------ Records for this exercise
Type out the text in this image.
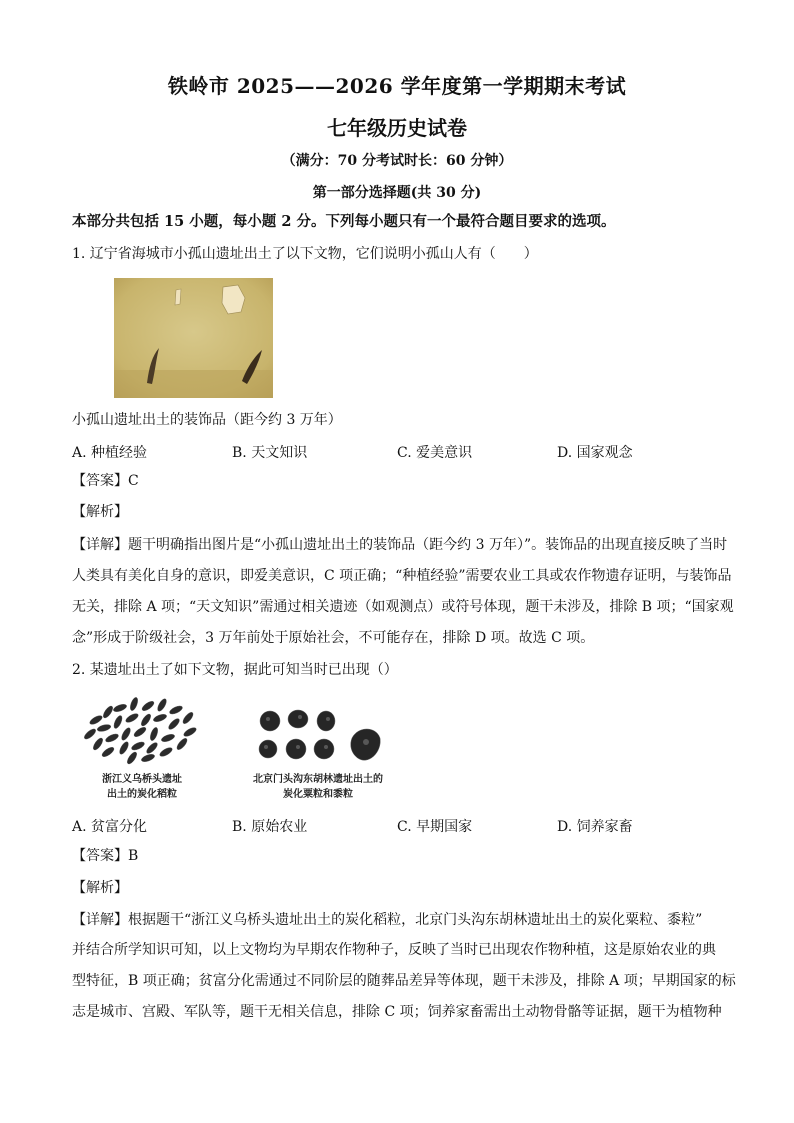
铁岭市 2025——2026 学年度第一学期期末考试
七年级历史试卷
（满分：70 分考试时长：60 分钟）
第一部分选择题(共 30 分)
本部分共包括 15 小题，每小题 2 分。下列每小题只有一个最符合题目要求的选项。
1. 辽宁省海城市小孤山遗址出土了以下文物，它们说明小孤山人有（　　）
小孤山遗址出土的装饰品（距今约 3 万年）
A. 种植经验	B. 天文知识	C. 爱美意识	D. 国家观念
【答案】C
【解析】
【详解】题干明确指出图片是“小孤山遗址出土的装饰品（距今约 3 万年）”。装饰品的出现直接反映了当时
人类具有美化自身的意识，即爱美意识，C 项正确；“种植经验”需要农业工具或农作物遗存证明，与装饰品
无关，排除 A 项；“天文知识”需通过相关遗迹（如观测点）或符号体现，题干未涉及，排除 B 项；“国家观
念”形成于阶级社会，3 万年前处于原始社会，不可能存在，排除 D 项。故选 C 项。
2. 某遗址出土了如下文物，据此可知当时已出现（）
浙江义乌桥头遗址
出土的炭化稻粒
北京门头沟东胡林遗址出土的
炭化粟粒和黍粒
A. 贫富分化	B. 原始农业	C. 早期国家	D. 饲养家畜
【答案】B
【解析】
【详解】根据题干“浙江义乌桥头遗址出土的炭化稻粒，北京门头沟东胡林遗址出土的炭化粟粒、黍粒”
并结合所学知识可知，以上文物均为早期农作物种子，反映了当时已出现农作物种植，这是原始农业的典
型特征，B 项正确；贫富分化需通过不同阶层的随葬品差异等体现，题干未涉及，排除 A 项；早期国家的标
志是城市、宫殿、军队等，题干无相关信息，排除 C 项；饲养家畜需出土动物骨骼等证据，题干为植物种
------------
[The task]:
Reproduce the listing exactly. Leave its pictures out.

[Answer for this exercise]:
Type out the text in this image.
铁岭市 2025——2026 学年度第一学期期末考试
七年级历史试卷
（满分：70 分考试时长：60 分钟）
第一部分选择题(共 30 分)
本部分共包括 15 小题，每小题 2 分。下列每小题只有一个最符合题目要求的选项。
1. 辽宁省海城市小孤山遗址出土了以下文物，它们说明小孤山人有（　　）
小孤山遗址出土的装饰品（距今约 3 万年）
A. 种植经验	B. 天文知识	C. 爱美意识	D. 国家观念
【答案】C
【解析】
【详解】题干明确指出图片是“小孤山遗址出土的装饰品（距今约 3 万年）”。装饰品的出现直接反映了当时
人类具有美化自身的意识，即爱美意识，C 项正确；“种植经验”需要农业工具或农作物遗存证明，与装饰品
无关，排除 A 项；“天文知识”需通过相关遗迹（如观测点）或符号体现，题干未涉及，排除 B 项；“国家观
念”形成于阶级社会，3 万年前处于原始社会，不可能存在，排除 D 项。故选 C 项。
2. 某遗址出土了如下文物，据此可知当时已出现（）
浙江义乌桥头遗址
出土的炭化稻粒
北京门头沟东胡林遗址出土的
炭化粟粒和黍粒
A. 贫富分化	B. 原始农业	C. 早期国家	D. 饲养家畜
【答案】B
【解析】
【详解】根据题干“浙江义乌桥头遗址出土的炭化稻粒，北京门头沟东胡林遗址出土的炭化粟粒、黍粒”
并结合所学知识可知，以上文物均为早期农作物种子，反映了当时已出现农作物种植，这是原始农业的典
型特征，B 项正确；贫富分化需通过不同阶层的随葬品差异等体现，题干未涉及，排除 A 项；早期国家的标
志是城市、宫殿、军队等，题干无相关信息，排除 C 项；饲养家畜需出土动物骨骼等证据，题干为植物种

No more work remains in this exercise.